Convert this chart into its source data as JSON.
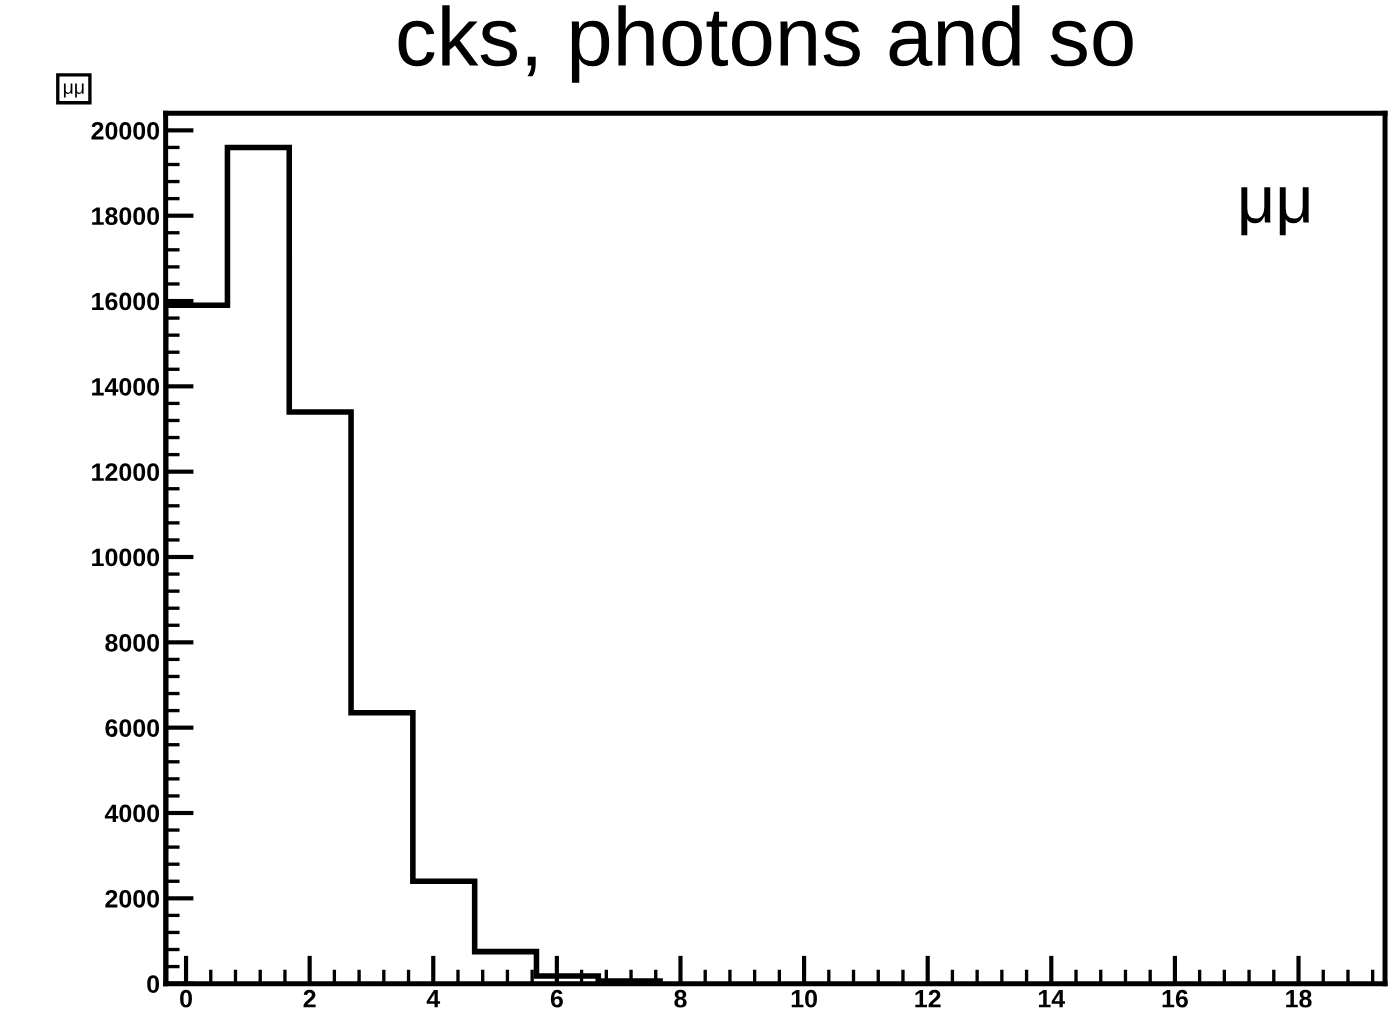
{
  "chart_data": {
    "type": "histogram",
    "title": "μμ",
    "annotations": [
      "cks, photons and so",
      "μμ"
    ],
    "bins": [
      -0.33,
      0.67,
      1.67,
      2.67,
      3.67,
      4.67,
      5.67,
      6.67,
      7.67
    ],
    "values": [
      15900,
      19600,
      13400,
      6350,
      2400,
      750,
      180,
      60
    ],
    "color": "#000000",
    "xlim": [
      -0.33,
      19.4
    ],
    "ylim": [
      0,
      20400
    ],
    "xticks": [
      0,
      2,
      4,
      6,
      8,
      10,
      12,
      14,
      16,
      18
    ],
    "yticks": [
      0,
      2000,
      4000,
      6000,
      8000,
      10000,
      12000,
      14000,
      16000,
      18000,
      20000
    ],
    "grid": false
  }
}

WHAT TO PRODUCE: Images in the data above are to be skipped. Retype all other material exactly.

FULL RESPONSE:
Convert this chart into its source data as JSON.
{
  "chart_data": {
    "type": "histogram",
    "title": "μμ",
    "annotations": [
      "cks, photons and so",
      "μμ"
    ],
    "bins": [
      -0.33,
      0.67,
      1.67,
      2.67,
      3.67,
      4.67,
      5.67,
      6.67,
      7.67
    ],
    "values": [
      15900,
      19600,
      13400,
      6350,
      2400,
      750,
      180,
      60
    ],
    "color": "#000000",
    "xlim": [
      -0.33,
      19.4
    ],
    "ylim": [
      0,
      20400
    ],
    "xticks": [
      0,
      2,
      4,
      6,
      8,
      10,
      12,
      14,
      16,
      18
    ],
    "yticks": [
      0,
      2000,
      4000,
      6000,
      8000,
      10000,
      12000,
      14000,
      16000,
      18000,
      20000
    ],
    "grid": false
  }
}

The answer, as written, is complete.